I’ve been thinking a lot lately… Or, like, since graduating. I’ve been thinking about how my jobs since acquiring my bachelor’s degree have been in fields where I don’t use that degree at all.
What’s the point?
I work with kids and I work in the service industry. Honestly, I love both, most of the time. But sometimes it’s so hard to feel… enough. Adequate. Important. Especially when you have spent the last 9 months serving coffee in the financial district of Manhattan.
I loved so many of our customers, really and truly. I knew the names of most people walking through the door and could start their coffee orders before they even got to the counter.
But there’s always that person. The one bad experience of the day, but the one you’re still thinking about on the train ride home. Some people are just rude. Some people make you feel like your entire existence is for their service and you’re otherwise… invisible. Not human.
I was talking to a friend recently about this and she’s feeling the same way. Why did we go to college to do this and barely get by on hourly wages? Why are we struggling so much to even get a rejection call back, much less an actual interview? Why do we exert so much effort to serve others just to be unappreciated?
I’ve thought so much about this. And I think the reason, at least right now, that I serve coffee for a living is so that I also have time to babysit and write music. I think that’s it. I’ve been more than qualified for so many jobs I’ve applied for. Husband and I have struck out in places it hasn’t made sense to. And I’ve finally accepted there’s gotta be a reason behind it.
------------------------------------
> [EXERCISE SET]
1. From the post, extract the stretch from "What’s the point?" through "to the counter.".
2. Answer these from the post:
(a) How long has the writer spent serving coffee, and where?
(b) What could the writer do for most customers before they reached the counter?
(c) What two activities does serving coffee leave the writer time for?
The records after this post have no role in what comes next.

> [DATASET ENTRIES]
------------------------------------
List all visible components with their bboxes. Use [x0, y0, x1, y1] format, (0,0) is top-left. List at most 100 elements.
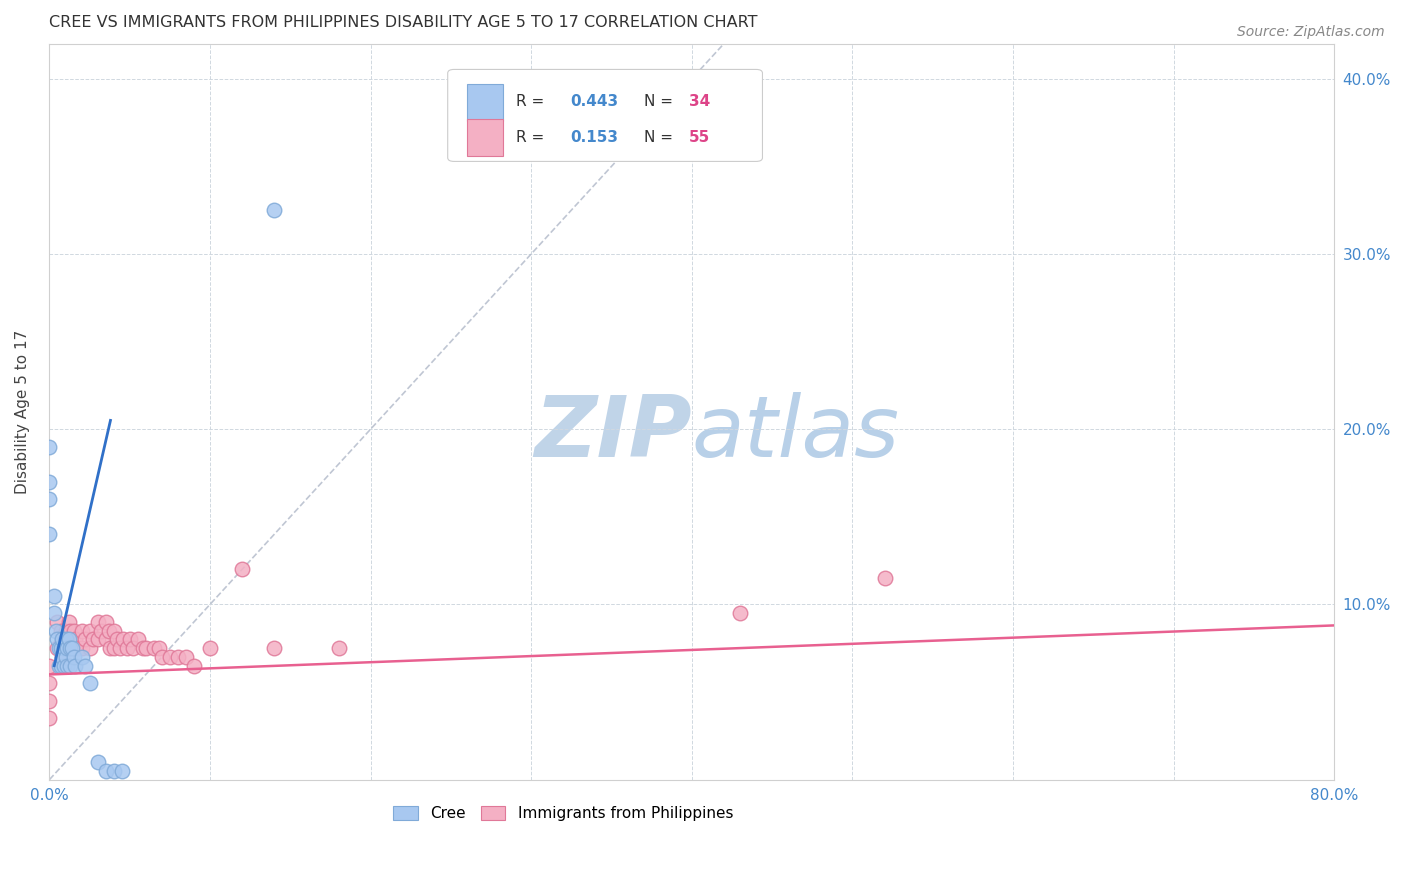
Point	[63, 658, 86, 673]
Point	[73, 658, 96, 673]
Text: Source: ZipAtlas.com: Source: ZipAtlas.com	[1237, 25, 1385, 39]
Text: N =: N =	[644, 129, 673, 145]
Point	[167, 649, 190, 664]
Point	[55, 624, 77, 638]
Text: atlas: atlas	[692, 392, 900, 475]
Point	[118, 632, 141, 647]
Point	[48, 641, 70, 656]
Point	[46, 632, 69, 647]
Point	[873, 571, 896, 585]
Point	[55, 632, 77, 647]
Point	[51, 632, 73, 647]
Point	[58, 615, 80, 629]
Point	[728, 606, 751, 620]
Point	[70, 649, 93, 664]
Point	[198, 641, 221, 656]
Text: R =: R =	[516, 129, 544, 145]
Point	[148, 641, 170, 656]
Point	[58, 632, 80, 647]
Point	[115, 641, 138, 656]
Point	[94, 764, 117, 778]
Point	[131, 641, 153, 656]
Point	[328, 641, 350, 656]
Point	[70, 641, 93, 656]
Point	[38, 527, 60, 541]
Text: 34: 34	[689, 95, 710, 110]
Point	[112, 632, 135, 647]
Point	[55, 649, 77, 664]
FancyBboxPatch shape	[447, 70, 762, 161]
Point	[100, 641, 122, 656]
Point	[52, 641, 75, 656]
Point	[44, 606, 66, 620]
Point	[97, 624, 120, 638]
Point	[46, 615, 69, 629]
Point	[38, 492, 60, 507]
Y-axis label: Disability Age 5 to 17: Disability Age 5 to 17	[15, 329, 30, 494]
Point	[38, 658, 60, 673]
Legend: Cree, Immigrants from Philippines: Cree, Immigrants from Philippines	[388, 799, 740, 827]
Point	[49, 658, 72, 673]
Point	[94, 632, 117, 647]
Point	[38, 694, 60, 708]
Point	[38, 475, 60, 489]
Text: N =: N =	[644, 95, 673, 110]
Point	[103, 624, 125, 638]
Point	[62, 641, 84, 656]
Text: 0.443: 0.443	[569, 95, 617, 110]
Point	[73, 632, 96, 647]
Point	[63, 632, 86, 647]
Text: ZIP: ZIP	[534, 392, 692, 475]
Point	[56, 658, 79, 673]
Point	[38, 676, 60, 690]
Point	[183, 658, 205, 673]
Point	[122, 641, 145, 656]
Point	[59, 641, 82, 656]
Text: 55: 55	[689, 129, 710, 145]
Point	[49, 641, 72, 656]
Point	[45, 624, 67, 638]
Point	[62, 624, 84, 638]
Point	[103, 641, 125, 656]
Point	[135, 641, 157, 656]
Point	[86, 632, 108, 647]
Point	[67, 641, 90, 656]
Point	[60, 641, 83, 656]
Point	[49, 624, 72, 638]
Point	[231, 562, 253, 576]
Point	[51, 632, 73, 647]
Point	[44, 589, 66, 603]
Point	[62, 649, 84, 664]
Point	[127, 632, 149, 647]
Point	[79, 624, 101, 638]
Point	[51, 649, 73, 664]
Point	[108, 641, 131, 656]
Point	[86, 755, 108, 769]
Point	[70, 624, 93, 638]
Point	[58, 632, 80, 647]
Point	[263, 641, 285, 656]
Point	[48, 658, 70, 673]
Point	[263, 203, 285, 218]
Point	[105, 632, 128, 647]
Point	[56, 641, 79, 656]
Point	[79, 641, 101, 656]
Point	[38, 440, 60, 454]
Point	[82, 632, 104, 647]
FancyBboxPatch shape	[467, 120, 503, 156]
Point	[46, 641, 69, 656]
Text: CREE VS IMMIGRANTS FROM PHILIPPINES DISABILITY AGE 5 TO 17 CORRELATION CHART: CREE VS IMMIGRANTS FROM PHILIPPINES DISA…	[49, 15, 758, 30]
Point	[159, 649, 181, 664]
Point	[52, 641, 75, 656]
Point	[86, 615, 108, 629]
Point	[38, 711, 60, 725]
Point	[103, 764, 125, 778]
Point	[59, 624, 82, 638]
Point	[150, 649, 173, 664]
Point	[174, 649, 197, 664]
Point	[94, 615, 117, 629]
Point	[51, 649, 73, 664]
Point	[90, 624, 112, 638]
Point	[59, 658, 82, 673]
Text: 0.153: 0.153	[569, 129, 617, 145]
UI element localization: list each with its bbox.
------------------------------------
> [ANSWERS TO THE TASKS]
1.
What’s the point?
I work with kids and I work in the service industry. Honestly, I love both, most of the time. But sometimes it’s so hard to feel… enough. Adequate. Important. Especially when you have spent the last 9 months serving coffee in the financial district of Manhattan.
I loved so many of our customers, really and truly. I knew the names of most people walking through the door and could start their coffee orders before they even got to the counter.

2.
(a) Nine months, in the financial district of Manhattan.
(b) Start their coffee orders.
(c) Babysitting and writing music.